» YOUR TASK
From the entries that follow, gather each line holding the word "were".

★ ★ ★ ★ ★

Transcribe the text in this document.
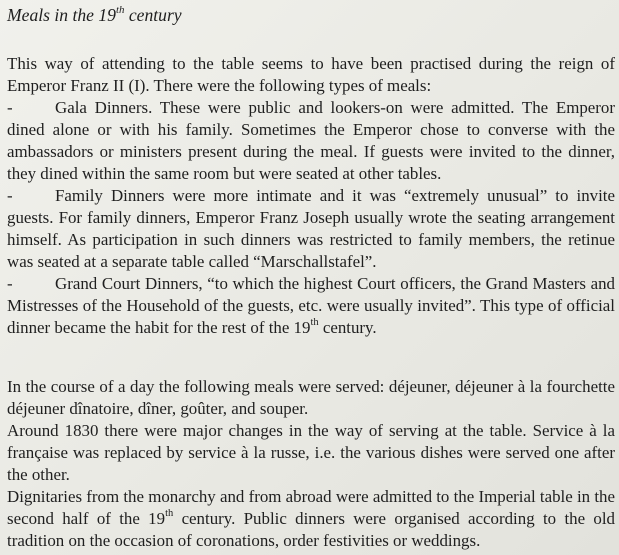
Meals in the 19th century

This way of attending to the table seems to have been practised during the reign of Emperor Franz II (I). There were the following types of meals:

-	Gala Dinners. These were public and lookers-on were admitted. The Emperor dined alone or with his family. Sometimes the Emperor chose to converse with the ambassadors or ministers present during the meal. If guests were invited to the dinner, they dined within the same room but were seated at other tables.

-	Family Dinners were more intimate and it was “extremely unusual” to invite guests. For family dinners, Emperor Franz Joseph usually wrote the seating arrangement himself. As participation in such dinners was restricted to family members, the retinue was seated at a separate table called “Marschallstafel”.

-	Grand Court Dinners, “to which the highest Court officers, the Grand Masters and Mistresses of the Household of the guests, etc. were usually invited”. This type of official dinner became the habit for the rest of the 19th century.

In the course of a day the following meals were served: déjeuner, déjeuner à la fourchette déjeuner dînatoire, dîner, goûter, and souper.

Around 1830 there were major changes in the way of serving at the table. Service à la française was replaced by service à la russe, i.e. the various dishes were served one after the other.

Dignitaries from the monarchy and from abroad were admitted to the Imperial table in the second half of the 19th century. Public dinners were organised according to the old tradition on the occasion of coronations, order festivities or weddings.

★ ★ ★ ★ ★

» RIGHT ANSWER
This way of attending to the table seems to have been practised during the reign of Emperor Franz II (I). There were the following types of meals:
-	Gala Dinners. These were public and lookers-on were admitted. The Emperor dined alone or with his family. Sometimes the Emperor chose to converse with the ambassadors or ministers present during the meal. If guests were invited to the dinner, they dined within the same room but were seated at other tables.
-	Family Dinners were more intimate and it was “extremely unusual” to invite guests. For family dinners, Emperor Franz Joseph usually wrote the seating arrangement himself. As participation in such dinners was restricted to family members, the retinue was seated at a separate table called “Marschallstafel”.
-	Grand Court Dinners, “to which the highest Court officers, the Grand Masters and Mistresses of the Household of the guests, etc. were usually invited”. This type of official dinner became the habit for the rest of the 19th century.
In the course of a day the following meals were served: déjeuner, déjeuner à la fourchette déjeuner dînatoire, dîner, goûter, and souper.
Around 1830 there were major changes in the way of serving at the table. Service à la française was replaced by service à la russe, i.e. the various dishes were served one after the other.
Dignitaries from the monarchy and from abroad were admitted to the Imperial table in the second half of the 19th century. Public dinners were organised according to the old tradition on the occasion of coronations, order festivities or weddings.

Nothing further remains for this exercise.